__What you have to do__. Check every line below for the word "coordinate" and show those that hold it.

__Input rows__.
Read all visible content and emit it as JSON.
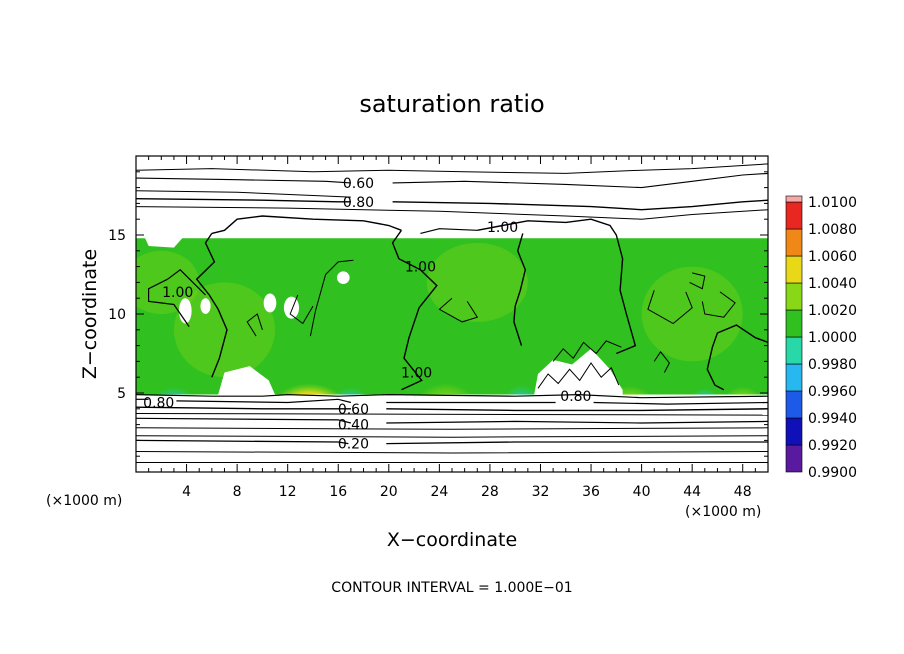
{
  "chart_data": {
    "type": "heatmap",
    "title": "saturation ratio",
    "xlabel": "X−coordinate",
    "ylabel": "Z−coordinate",
    "x_unit": "(×1000 m)",
    "y_unit": "(×1000 m)",
    "xlim": [
      0,
      50
    ],
    "ylim": [
      0,
      20
    ],
    "x_ticks": [
      4,
      8,
      12,
      16,
      20,
      24,
      28,
      32,
      36,
      40,
      44,
      48
    ],
    "y_ticks": [
      5,
      10,
      15
    ],
    "footer": "CONTOUR INTERVAL = 1.000E−01",
    "colorbar": {
      "levels": [
        "0.9900",
        "0.9920",
        "0.9940",
        "0.9960",
        "0.9980",
        "1.0000",
        "1.0020",
        "1.0040",
        "1.0060",
        "1.0080",
        "1.0100"
      ],
      "colors": [
        "#5a1aa0",
        "#1010b8",
        "#1e5ae8",
        "#28b8f0",
        "#28d8a8",
        "#30c020",
        "#88d818",
        "#e8d818",
        "#f08818",
        "#e82820"
      ],
      "top_color": "#f4a8a8"
    },
    "field": {
      "z_bottom": 4.9,
      "z_top": 14.8,
      "background_level": 1.0
    },
    "contour_labels": [
      {
        "text": "0.60",
        "x": 17.6,
        "z": 18.3
      },
      {
        "text": "0.80",
        "x": 17.6,
        "z": 17.1
      },
      {
        "text": "1.00",
        "x": 29.0,
        "z": 15.5
      },
      {
        "text": "1.00",
        "x": 22.5,
        "z": 13.0
      },
      {
        "text": "1.00",
        "x": 22.2,
        "z": 6.3
      },
      {
        "text": "1.00",
        "x": 3.3,
        "z": 11.4
      },
      {
        "text": "0.80",
        "x": 1.8,
        "z": 4.4
      },
      {
        "text": "0.60",
        "x": 17.2,
        "z": 4.0
      },
      {
        "text": "0.40",
        "x": 17.2,
        "z": 3.0
      },
      {
        "text": "0.20",
        "x": 17.2,
        "z": 1.8
      },
      {
        "text": "0.80",
        "x": 34.8,
        "z": 4.8
      }
    ]
  }
}
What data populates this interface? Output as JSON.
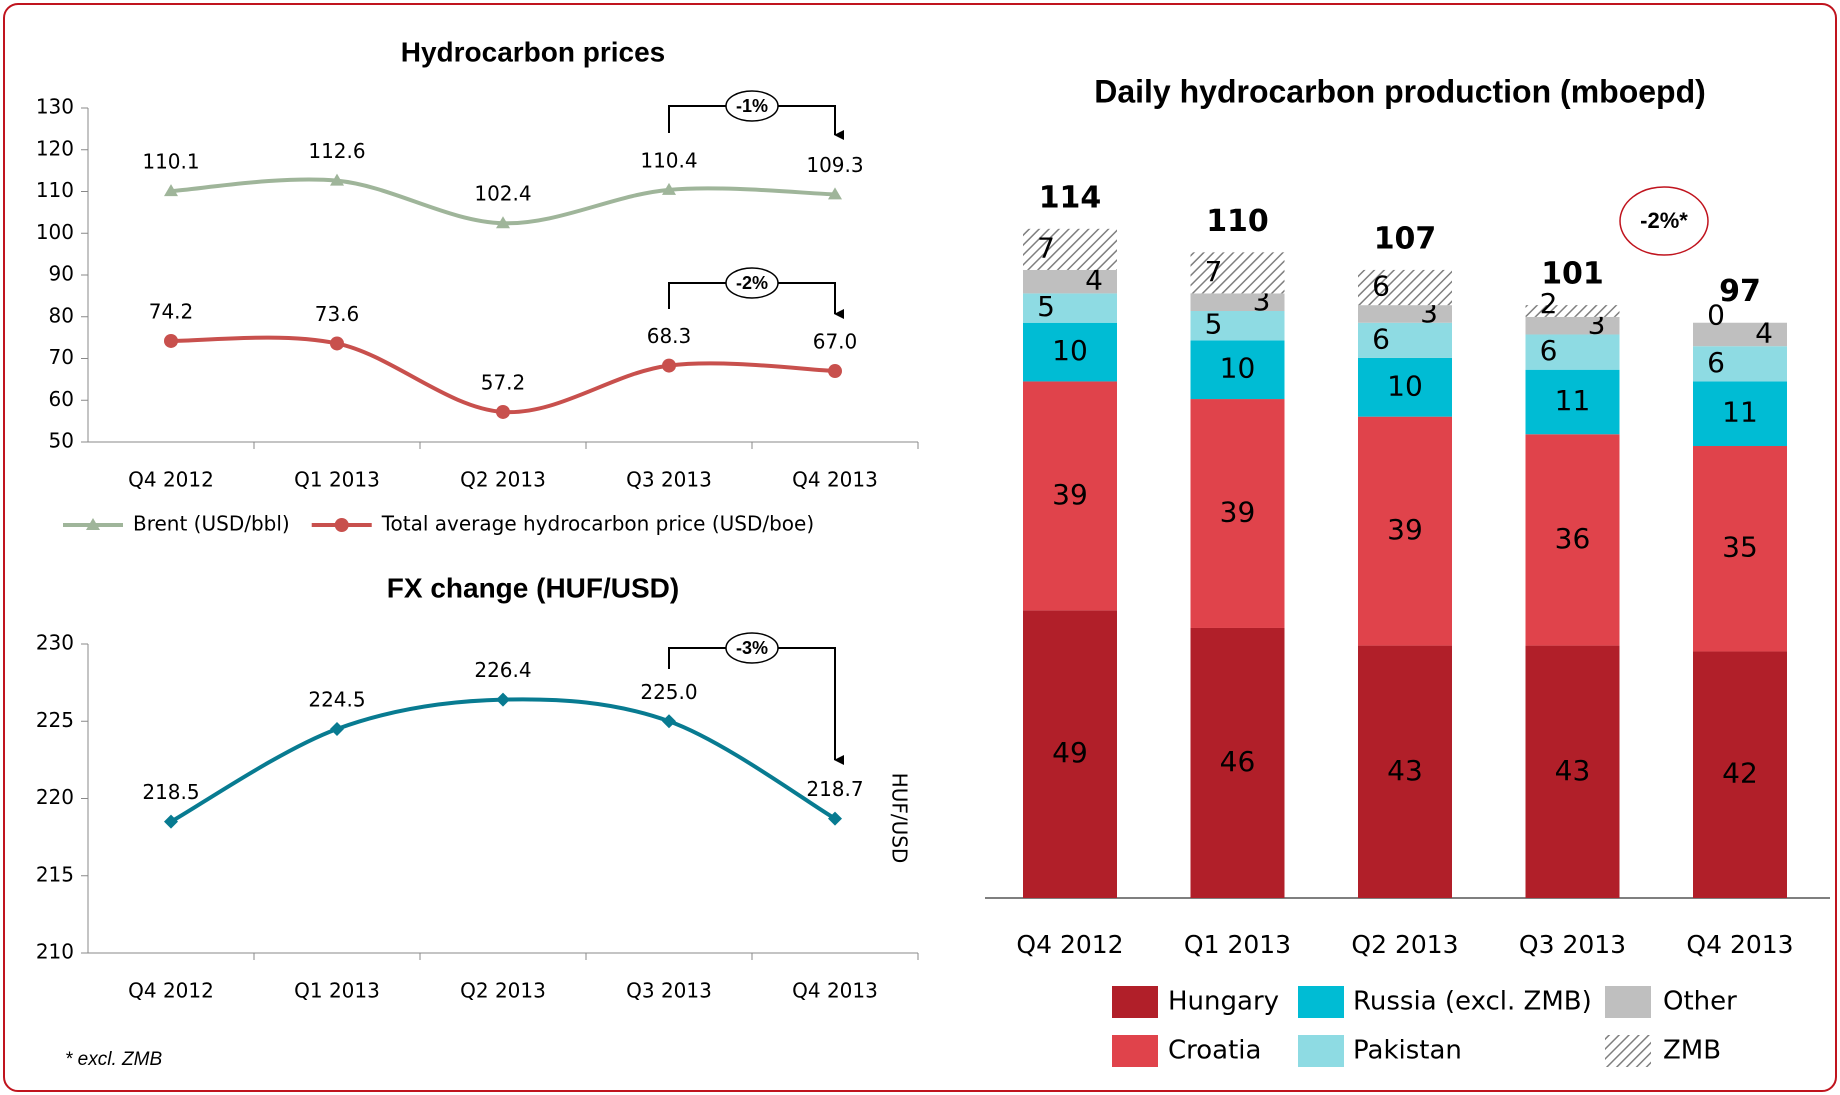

__Solution to this problem__.
    "xlabel": "X−coordinate",
    "ylabel": "Z−coordinate",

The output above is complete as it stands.